### TASK DESCRIPTION:
Take the material and output all of it exactly.

══ DATA SHOWN ══

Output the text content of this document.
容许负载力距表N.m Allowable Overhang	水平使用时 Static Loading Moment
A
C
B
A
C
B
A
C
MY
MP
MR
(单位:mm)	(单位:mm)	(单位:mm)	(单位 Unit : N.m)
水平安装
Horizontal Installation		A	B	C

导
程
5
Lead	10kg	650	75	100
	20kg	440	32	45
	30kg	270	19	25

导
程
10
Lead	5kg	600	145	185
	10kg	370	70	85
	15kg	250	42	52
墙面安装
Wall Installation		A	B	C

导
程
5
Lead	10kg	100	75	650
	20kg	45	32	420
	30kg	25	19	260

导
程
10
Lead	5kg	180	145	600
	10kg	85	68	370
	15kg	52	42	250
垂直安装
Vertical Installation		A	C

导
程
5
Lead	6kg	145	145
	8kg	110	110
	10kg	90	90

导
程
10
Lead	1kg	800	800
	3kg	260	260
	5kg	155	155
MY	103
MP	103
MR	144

═══

### EXERCISE RESPONSE:
Output the text content of this document.
容许负载力距表N.m Allowable Overhang	水平使用时 Static Loading Moment
A
C
B
A
C
B
A
C
MY
MP
MR
(单位:mm)	(单位:mm)	(单位:mm)	(单位 Unit : N.m)
水平安装
Horizontal Installation		A	B	C

导
程
5
Lead	10kg	650	75	100
	20kg	440	32	45
	30kg	270	19	25

导
程
10
Lead	5kg	600	145	185
	10kg	370	70	85
	15kg	250	42	52
墙面安装
Wall Installation		A	B	C

导
程
5
Lead	10kg	100	75	650
	20kg	45	32	420
	30kg	25	19	260

导
程
10
Lead	5kg	180	145	600
	10kg	85	68	370
	15kg	52	42	250
垂直安装
Vertical Installation		A	C

导
程
5
Lead	6kg	145	145
	8kg	110	110
	10kg	90	90

导
程
10
Lead	1kg	800	800
	3kg	260	260
	5kg	155	155
MY	103
MP	103
MR	144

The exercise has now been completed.